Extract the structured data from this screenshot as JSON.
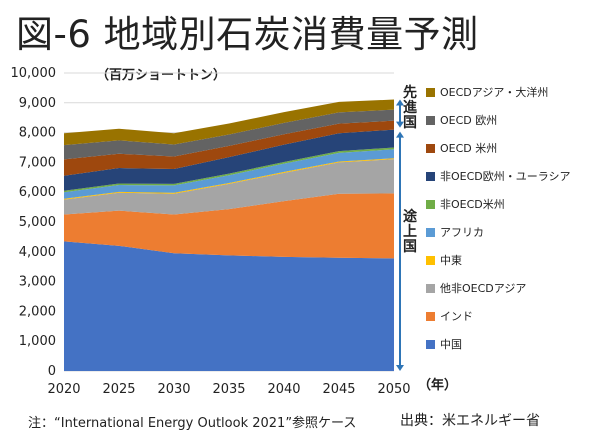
{
  "title": "図-6 地域別石炭消費量予測",
  "unit_label": "（百万ショートトン）",
  "year_label": "（年）",
  "note": "注：“International Energy Outlook 2021”参照ケース",
  "source": "出典：米エネルギー省",
  "bracket_labels": {
    "developed": "先進国",
    "developing": "途上国"
  },
  "chart_data": {
    "type": "area",
    "stacked": true,
    "title": "図-6 地域別石炭消費量予測",
    "xlabel": "（年）",
    "ylabel": "（百万ショートトン）",
    "x": [
      2020,
      2025,
      2030,
      2035,
      2040,
      2045,
      2050
    ],
    "ylim": [
      0,
      10000
    ],
    "yticks": [
      0,
      1000,
      2000,
      3000,
      4000,
      5000,
      6000,
      7000,
      8000,
      9000,
      10000
    ],
    "ytick_labels": [
      "0",
      "1,000",
      "2,000",
      "3,000",
      "4,000",
      "5,000",
      "6,000",
      "7,000",
      "8,000",
      "9,000",
      "10,000"
    ],
    "grid": true,
    "legend_position": "right",
    "series": [
      {
        "name": "中国",
        "color": "#4472C4",
        "values": [
          4350,
          4200,
          3950,
          3880,
          3830,
          3800,
          3780
        ]
      },
      {
        "name": "インド",
        "color": "#ED7D31",
        "values": [
          900,
          1180,
          1300,
          1550,
          1870,
          2150,
          2180
        ]
      },
      {
        "name": "他非OECDアジア",
        "color": "#A5A5A5",
        "values": [
          500,
          600,
          700,
          850,
          950,
          1050,
          1150
        ]
      },
      {
        "name": "中東",
        "color": "#FFC000",
        "values": [
          30,
          30,
          30,
          30,
          30,
          30,
          30
        ]
      },
      {
        "name": "アフリカ",
        "color": "#5B9BD5",
        "values": [
          220,
          230,
          250,
          260,
          280,
          290,
          300
        ]
      },
      {
        "name": "非OECD米州",
        "color": "#70AD47",
        "values": [
          50,
          50,
          50,
          55,
          55,
          60,
          60
        ]
      },
      {
        "name": "非OECD欧州・ユーラシア",
        "color": "#264478",
        "values": [
          500,
          520,
          500,
          550,
          580,
          600,
          600
        ]
      },
      {
        "name": "OECD 米州",
        "color": "#9E480E",
        "values": [
          550,
          480,
          420,
          380,
          350,
          320,
          300
        ]
      },
      {
        "name": "OECD 欧州",
        "color": "#636363",
        "values": [
          480,
          450,
          400,
          380,
          380,
          380,
          370
        ]
      },
      {
        "name": "OECDアジア・大洋州",
        "color": "#997300",
        "values": [
          400,
          390,
          380,
          370,
          360,
          350,
          340
        ]
      }
    ]
  }
}
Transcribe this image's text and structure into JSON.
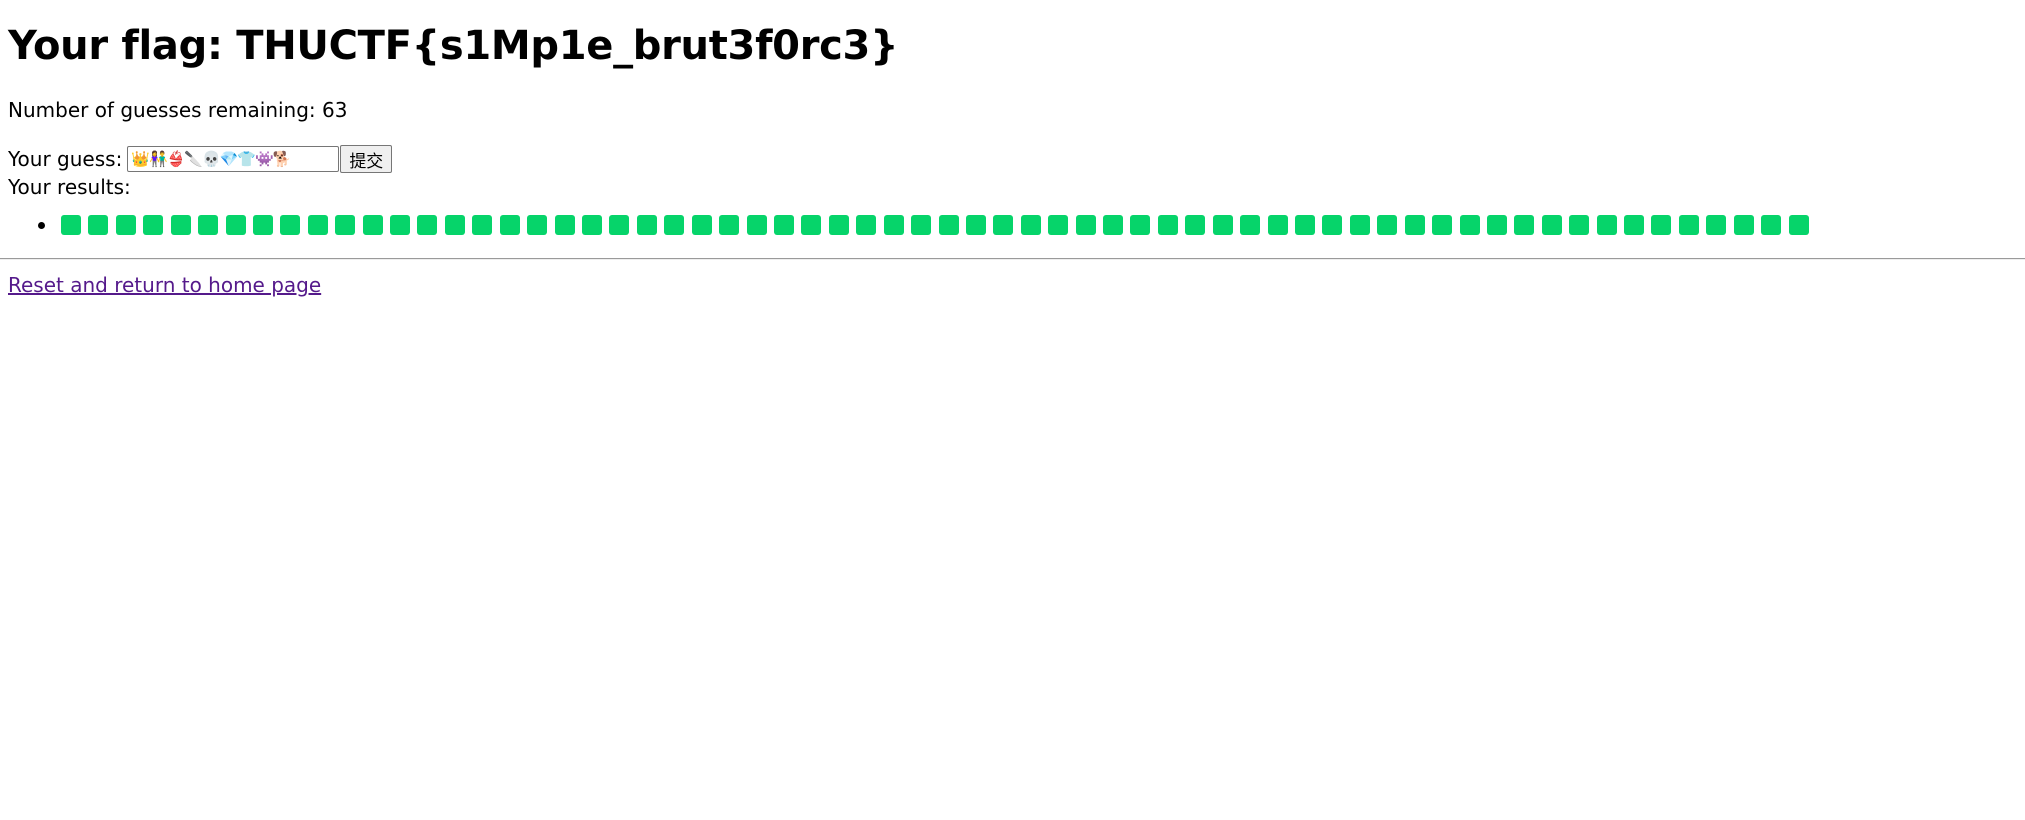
{
  "heading": {
    "flag_text": "Your flag: THUCTF{s1Mp1e_brut3f0rc3}"
  },
  "status": {
    "remaining_label": "Number of guesses remaining:",
    "remaining_count": "63"
  },
  "guess_form": {
    "label": "Your guess:",
    "value": "👑👫👙🔪💀💎👕👾🐕",
    "submit_label": "提交"
  },
  "results": {
    "label": "Your results:",
    "rows": [
      {
        "square_color": "#06d46a",
        "square_count": 64
      }
    ]
  },
  "footer": {
    "reset_link_label": "Reset and return to home page"
  }
}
------------
To be done: Restate the whole listing above exactly, except for its images.

Solution below:
Extract the structured data from this screenshot as JSON.
{
  "title": "図-6 地域別石炭消費量予測",
  "unit_label": "（百万ショートトン）",
  "year_label": "（年）",
  "note": "注：“International Energy Outlook 2021”参照ケース",
  "source": "出典：米エネルギー省",
  "bracket_labels": {
    "developed": "先進国",
    "developing": "途上国"
  },
  "chart_data": {
    "type": "area",
    "stacked": true,
    "title": "図-6 地域別石炭消費量予測",
    "xlabel": "（年）",
    "ylabel": "（百万ショートトン）",
    "x": [
      2020,
      2025,
      2030,
      2035,
      2040,
      2045,
      2050
    ],
    "ylim": [
      0,
      10000
    ],
    "yticks": [
      0,
      1000,
      2000,
      3000,
      4000,
      5000,
      6000,
      7000,
      8000,
      9000,
      10000
    ],
    "ytick_labels": [
      "0",
      "1,000",
      "2,000",
      "3,000",
      "4,000",
      "5,000",
      "6,000",
      "7,000",
      "8,000",
      "9,000",
      "10,000"
    ],
    "grid": true,
    "legend_position": "right",
    "series": [
      {
        "name": "中国",
        "color": "#4472C4",
        "values": [
          4350,
          4200,
          3950,
          3880,
          3830,
          3800,
          3780
        ]
      },
      {
        "name": "インド",
        "color": "#ED7D31",
        "values": [
          900,
          1180,
          1300,
          1550,
          1870,
          2150,
          2180
        ]
      },
      {
        "name": "他非OECDアジア",
        "color": "#A5A5A5",
        "values": [
          500,
          600,
          700,
          850,
          950,
          1050,
          1150
        ]
      },
      {
        "name": "中東",
        "color": "#FFC000",
        "values": [
          30,
          30,
          30,
          30,
          30,
          30,
          30
        ]
      },
      {
        "name": "アフリカ",
        "color": "#5B9BD5",
        "values": [
          220,
          230,
          250,
          260,
          280,
          290,
          300
        ]
      },
      {
        "name": "非OECD米州",
        "color": "#70AD47",
        "values": [
          50,
          50,
          50,
          55,
          55,
          60,
          60
        ]
      },
      {
        "name": "非OECD欧州・ユーラシア",
        "color": "#264478",
        "values": [
          500,
          520,
          500,
          550,
          580,
          600,
          600
        ]
      },
      {
        "name": "OECD 米州",
        "color": "#9E480E",
        "values": [
          550,
          480,
          420,
          380,
          350,
          320,
          300
        ]
      },
      {
        "name": "OECD 欧州",
        "color": "#636363",
        "values": [
          480,
          450,
          400,
          380,
          380,
          380,
          370
        ]
      },
      {
        "name": "OECDアジア・大洋州",
        "color": "#997300",
        "values": [
          400,
          390,
          380,
          370,
          360,
          350,
          340
        ]
      }
    ]
  }
}
Transcribe this image's text and structure into JSON.
{
  "heading": {
    "flag_text": "Your flag: THUCTF{s1Mp1e_brut3f0rc3}"
  },
  "status": {
    "remaining_label": "Number of guesses remaining:",
    "remaining_count": "63"
  },
  "guess_form": {
    "label": "Your guess:",
    "value": "👑👫👙🔪💀💎👕👾🐕",
    "submit_label": "提交"
  },
  "results": {
    "label": "Your results:",
    "rows": [
      {
        "square_color": "#06d46a",
        "square_count": 64
      }
    ]
  },
  "footer": {
    "reset_link_label": "Reset and return to home page"
  }
}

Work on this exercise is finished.